───── Excerpted records

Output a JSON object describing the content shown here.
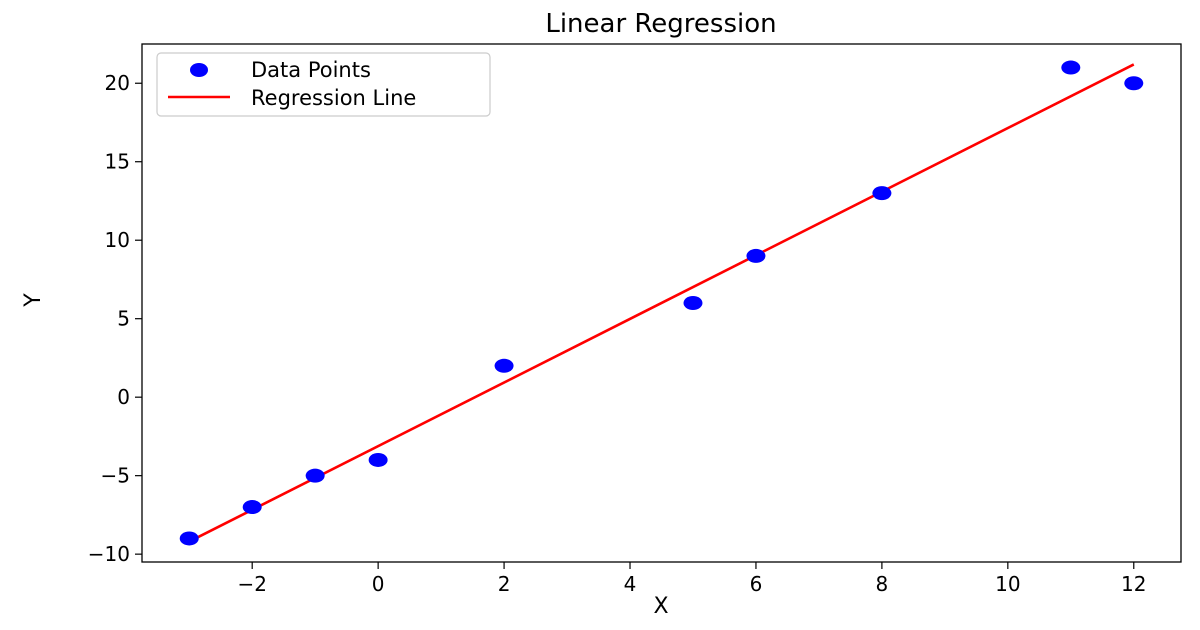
{
  "chart_data": {
    "type": "scatter",
    "title": "Linear Regression",
    "xlabel": "X",
    "ylabel": "Y",
    "xlim": [
      -3.75,
      12.75
    ],
    "ylim": [
      -10.5,
      22.5
    ],
    "xticks": [
      -2,
      0,
      2,
      4,
      6,
      8,
      10,
      12
    ],
    "xtick_labels": [
      "−2",
      "0",
      "2",
      "4",
      "6",
      "8",
      "10",
      "12"
    ],
    "yticks": [
      -10,
      -5,
      0,
      5,
      10,
      15,
      20
    ],
    "ytick_labels": [
      "−10",
      "−5",
      "0",
      "5",
      "10",
      "15",
      "20"
    ],
    "grid": false,
    "legend_position": "top-left",
    "series": [
      {
        "name": "Data Points",
        "kind": "scatter",
        "color": "#0000ff",
        "x": [
          -3,
          -2,
          -1,
          0,
          2,
          5,
          6,
          8,
          11,
          12
        ],
        "y": [
          -9,
          -7,
          -5,
          -4,
          2,
          6,
          9,
          13,
          21,
          20
        ]
      },
      {
        "name": "Regression Line",
        "kind": "line",
        "color": "#ff0000",
        "x": [
          -3,
          12
        ],
        "y": [
          -9.2,
          21.2
        ]
      }
    ]
  }
}
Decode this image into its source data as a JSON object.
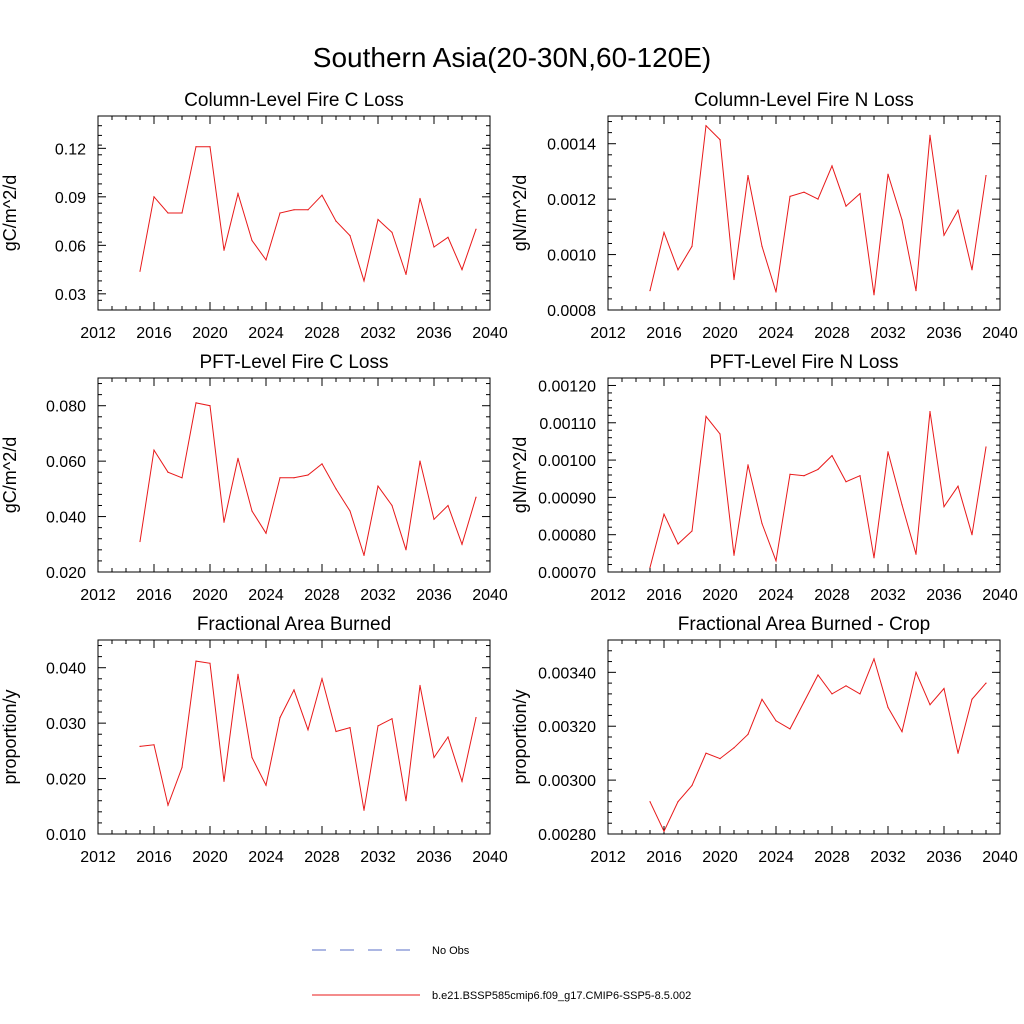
{
  "figure": {
    "title": "Southern Asia(20-30N,60-120E)"
  },
  "legend": {
    "obs_label": "No Obs",
    "obs_color": "#5a6fc7",
    "model_label": "b.e21.BSSP585cmip6.f09_g17.CMIP6-SSP5-8.5.002",
    "model_color": "#e8191a"
  },
  "chart_data": [
    {
      "type": "line",
      "title": "Column-Level Fire C Loss",
      "xlabel": "",
      "ylabel": "gC/m^2/d",
      "xlim": [
        2012,
        2040
      ],
      "ylim": [
        0.02,
        0.14
      ],
      "xticks": [
        2012,
        2016,
        2020,
        2024,
        2028,
        2032,
        2036,
        2040
      ],
      "xtick_labels": [
        "2012",
        "2016",
        "2020",
        "2024",
        "2028",
        "2032",
        "2036",
        "2040"
      ],
      "yticks": [
        0.03,
        0.06,
        0.09,
        0.12
      ],
      "ytick_labels": [
        "0.03",
        "0.06",
        "0.09",
        "0.12"
      ],
      "x": [
        2015,
        2016,
        2017,
        2018,
        2019,
        2020,
        2021,
        2022,
        2023,
        2024,
        2025,
        2026,
        2027,
        2028,
        2029,
        2030,
        2031,
        2032,
        2033,
        2034,
        2035,
        2036,
        2037,
        2038,
        2039
      ],
      "series": [
        {
          "name": "b.e21.BSSP585cmip6.f09_g17.CMIP6-SSP5-8.5.002",
          "values": [
            0.044,
            0.09,
            0.08,
            0.08,
            0.121,
            0.121,
            0.057,
            0.092,
            0.063,
            0.051,
            0.08,
            0.082,
            0.082,
            0.091,
            0.075,
            0.066,
            0.038,
            0.076,
            0.068,
            0.042,
            0.089,
            0.059,
            0.065,
            0.045,
            0.07
          ]
        }
      ]
    },
    {
      "type": "line",
      "title": "Column-Level Fire N Loss",
      "xlabel": "",
      "ylabel": "gN/m^2/d",
      "xlim": [
        2012,
        2040
      ],
      "ylim": [
        0.0008,
        0.0015
      ],
      "xticks": [
        2012,
        2016,
        2020,
        2024,
        2028,
        2032,
        2036,
        2040
      ],
      "xtick_labels": [
        "2012",
        "2016",
        "2020",
        "2024",
        "2028",
        "2032",
        "2036",
        "2040"
      ],
      "yticks": [
        0.0008,
        0.001,
        0.0012,
        0.0014
      ],
      "ytick_labels": [
        "0.0008",
        "0.0010",
        "0.0012",
        "0.0014"
      ],
      "x": [
        2015,
        2016,
        2017,
        2018,
        2019,
        2020,
        2021,
        2022,
        2023,
        2024,
        2025,
        2026,
        2027,
        2028,
        2029,
        2030,
        2031,
        2032,
        2033,
        2034,
        2035,
        2036,
        2037,
        2038,
        2039
      ],
      "series": [
        {
          "name": "b.e21.BSSP585cmip6.f09_g17.CMIP6-SSP5-8.5.002",
          "values": [
            0.00087,
            0.00108,
            0.000945,
            0.00103,
            0.001465,
            0.001415,
            0.00091,
            0.001285,
            0.00103,
            0.000865,
            0.00121,
            0.001225,
            0.0012,
            0.00132,
            0.001175,
            0.00122,
            0.000855,
            0.00129,
            0.001125,
            0.00087,
            0.00143,
            0.00107,
            0.00116,
            0.000945,
            0.001285
          ]
        }
      ]
    },
    {
      "type": "line",
      "title": "PFT-Level Fire C Loss",
      "xlabel": "",
      "ylabel": "gC/m^2/d",
      "xlim": [
        2012,
        2040
      ],
      "ylim": [
        0.02,
        0.09
      ],
      "xticks": [
        2012,
        2016,
        2020,
        2024,
        2028,
        2032,
        2036,
        2040
      ],
      "xtick_labels": [
        "2012",
        "2016",
        "2020",
        "2024",
        "2028",
        "2032",
        "2036",
        "2040"
      ],
      "yticks": [
        0.02,
        0.04,
        0.06,
        0.08
      ],
      "ytick_labels": [
        "0.020",
        "0.040",
        "0.060",
        "0.080"
      ],
      "x": [
        2015,
        2016,
        2017,
        2018,
        2019,
        2020,
        2021,
        2022,
        2023,
        2024,
        2025,
        2026,
        2027,
        2028,
        2029,
        2030,
        2031,
        2032,
        2033,
        2034,
        2035,
        2036,
        2037,
        2038,
        2039
      ],
      "series": [
        {
          "name": "b.e21.BSSP585cmip6.f09_g17.CMIP6-SSP5-8.5.002",
          "values": [
            0.031,
            0.064,
            0.056,
            0.054,
            0.081,
            0.08,
            0.038,
            0.061,
            0.042,
            0.034,
            0.054,
            0.054,
            0.055,
            0.059,
            0.05,
            0.042,
            0.026,
            0.051,
            0.044,
            0.028,
            0.06,
            0.039,
            0.044,
            0.03,
            0.047
          ]
        }
      ]
    },
    {
      "type": "line",
      "title": "PFT-Level Fire N Loss",
      "xlabel": "",
      "ylabel": "gN/m^2/d",
      "xlim": [
        2012,
        2040
      ],
      "ylim": [
        0.0007,
        0.00122
      ],
      "xticks": [
        2012,
        2016,
        2020,
        2024,
        2028,
        2032,
        2036,
        2040
      ],
      "xtick_labels": [
        "2012",
        "2016",
        "2020",
        "2024",
        "2028",
        "2032",
        "2036",
        "2040"
      ],
      "yticks": [
        0.0007,
        0.0008,
        0.0009,
        0.001,
        0.0011,
        0.0012
      ],
      "ytick_labels": [
        "0.00070",
        "0.00080",
        "0.00090",
        "0.00100",
        "0.00110",
        "0.00120"
      ],
      "x": [
        2015,
        2016,
        2017,
        2018,
        2019,
        2020,
        2021,
        2022,
        2023,
        2024,
        2025,
        2026,
        2027,
        2028,
        2029,
        2030,
        2031,
        2032,
        2033,
        2034,
        2035,
        2036,
        2037,
        2038,
        2039
      ],
      "series": [
        {
          "name": "b.e21.BSSP585cmip6.f09_g17.CMIP6-SSP5-8.5.002",
          "values": [
            0.000712,
            0.000855,
            0.000775,
            0.00081,
            0.001117,
            0.00107,
            0.000745,
            0.000987,
            0.00083,
            0.00073,
            0.000962,
            0.000958,
            0.000975,
            0.001012,
            0.000942,
            0.000958,
            0.000738,
            0.001022,
            0.00088,
            0.000748,
            0.00113,
            0.000875,
            0.00093,
            0.0008,
            0.001035
          ]
        }
      ]
    },
    {
      "type": "line",
      "title": "Fractional Area Burned",
      "xlabel": "",
      "ylabel": "proportion/y",
      "xlim": [
        2012,
        2040
      ],
      "ylim": [
        0.01,
        0.045
      ],
      "xticks": [
        2012,
        2016,
        2020,
        2024,
        2028,
        2032,
        2036,
        2040
      ],
      "xtick_labels": [
        "2012",
        "2016",
        "2020",
        "2024",
        "2028",
        "2032",
        "2036",
        "2040"
      ],
      "yticks": [
        0.01,
        0.02,
        0.03,
        0.04
      ],
      "ytick_labels": [
        "0.010",
        "0.020",
        "0.030",
        "0.040"
      ],
      "x": [
        2015,
        2016,
        2017,
        2018,
        2019,
        2020,
        2021,
        2022,
        2023,
        2024,
        2025,
        2026,
        2027,
        2028,
        2029,
        2030,
        2031,
        2032,
        2033,
        2034,
        2035,
        2036,
        2037,
        2038,
        2039
      ],
      "series": [
        {
          "name": "b.e21.BSSP585cmip6.f09_g17.CMIP6-SSP5-8.5.002",
          "values": [
            0.0258,
            0.0261,
            0.0152,
            0.022,
            0.0412,
            0.0408,
            0.0195,
            0.0388,
            0.0238,
            0.0188,
            0.031,
            0.036,
            0.0288,
            0.038,
            0.0285,
            0.0292,
            0.0143,
            0.0295,
            0.0308,
            0.016,
            0.0368,
            0.0238,
            0.0275,
            0.0195,
            0.031
          ]
        }
      ]
    },
    {
      "type": "line",
      "title": "Fractional Area Burned - Crop",
      "xlabel": "",
      "ylabel": "proportion/y",
      "xlim": [
        2012,
        2040
      ],
      "ylim": [
        0.0028,
        0.00352
      ],
      "xticks": [
        2012,
        2016,
        2020,
        2024,
        2028,
        2032,
        2036,
        2040
      ],
      "xtick_labels": [
        "2012",
        "2016",
        "2020",
        "2024",
        "2028",
        "2032",
        "2036",
        "2040"
      ],
      "yticks": [
        0.0028,
        0.003,
        0.0032,
        0.0034
      ],
      "ytick_labels": [
        "0.00280",
        "0.00300",
        "0.00320",
        "0.00340"
      ],
      "x": [
        2015,
        2016,
        2017,
        2018,
        2019,
        2020,
        2021,
        2022,
        2023,
        2024,
        2025,
        2026,
        2027,
        2028,
        2029,
        2030,
        2031,
        2032,
        2033,
        2034,
        2035,
        2036,
        2037,
        2038,
        2039
      ],
      "series": [
        {
          "name": "b.e21.BSSP585cmip6.f09_g17.CMIP6-SSP5-8.5.002",
          "values": [
            0.00292,
            0.00281,
            0.00292,
            0.00298,
            0.0031,
            0.00308,
            0.00312,
            0.00317,
            0.0033,
            0.00322,
            0.00319,
            0.00329,
            0.00339,
            0.00332,
            0.00335,
            0.00332,
            0.00345,
            0.00327,
            0.00318,
            0.0034,
            0.00328,
            0.00334,
            0.0031,
            0.0033,
            0.00336
          ]
        }
      ]
    }
  ]
}
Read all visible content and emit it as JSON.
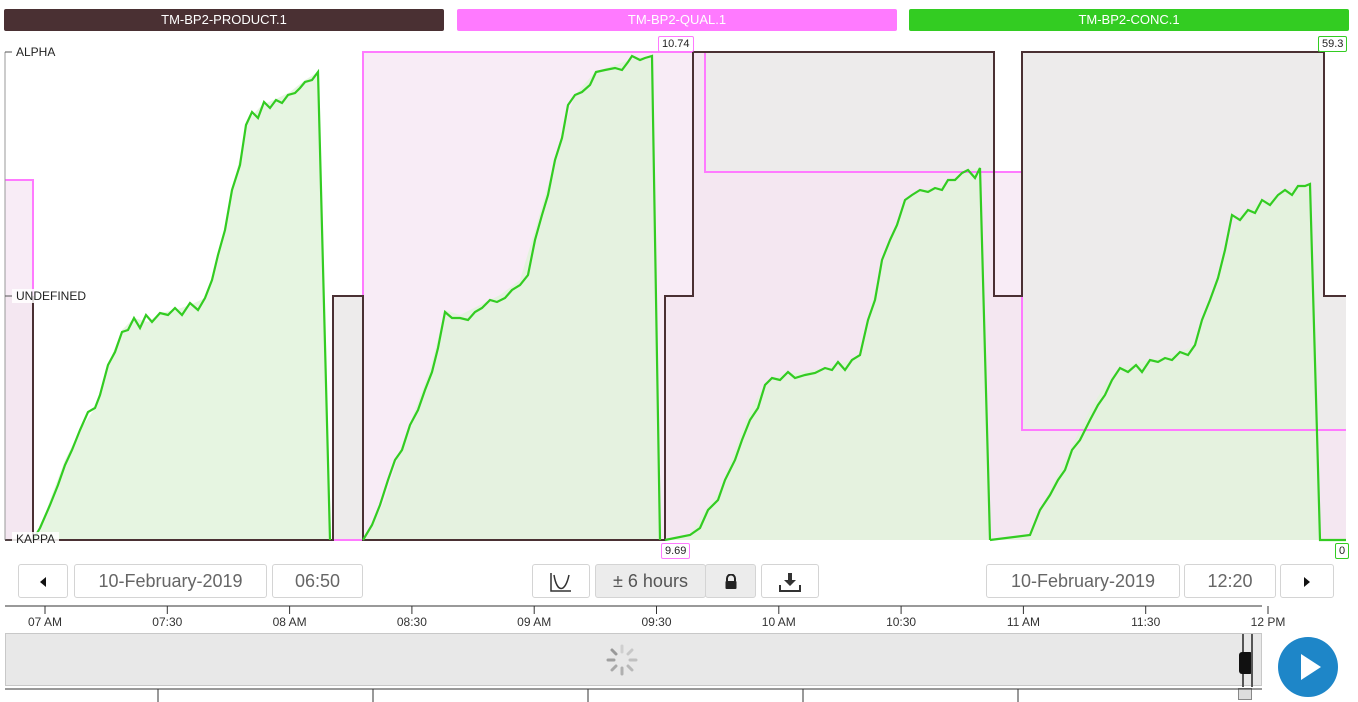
{
  "legend": [
    {
      "label": "TM-BP2-PRODUCT.1",
      "color": "#4a3033"
    },
    {
      "label": "TM-BP2-QUAL.1",
      "color": "#ff7aff"
    },
    {
      "label": "TM-BP2-CONC.1",
      "color": "#33cc22"
    }
  ],
  "axis": {
    "top": "ALPHA",
    "middle": "UNDEFINED",
    "bottom": "KAPPA"
  },
  "qual_tags": {
    "max": "10.74",
    "min": "9.69"
  },
  "conc_tags": {
    "max": "59.3",
    "min": "0"
  },
  "controls": {
    "start_date": "10-February-2019",
    "start_time": "06:50",
    "range": "± 6 hours",
    "end_date": "10-February-2019",
    "end_time": "12:20"
  },
  "icons": {
    "prev": "triangle-left-icon",
    "next": "triangle-right-icon",
    "curve": "curve-icon",
    "lock": "lock-icon",
    "download": "download-icon",
    "play": "play-icon",
    "spinner": "spinner-icon"
  },
  "timeline": {
    "ticks": [
      "07 AM",
      "07:30",
      "08 AM",
      "08:30",
      "09 AM",
      "09:30",
      "10 AM",
      "10:30",
      "11 AM",
      "11:30",
      "12 PM"
    ]
  }
}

──────────

→ Written request
Above are the records. Identify each line that contains the word "triangle".

→ Expected answer
    "prev": "triangle-left-icon",
    "next": "triangle-right-icon",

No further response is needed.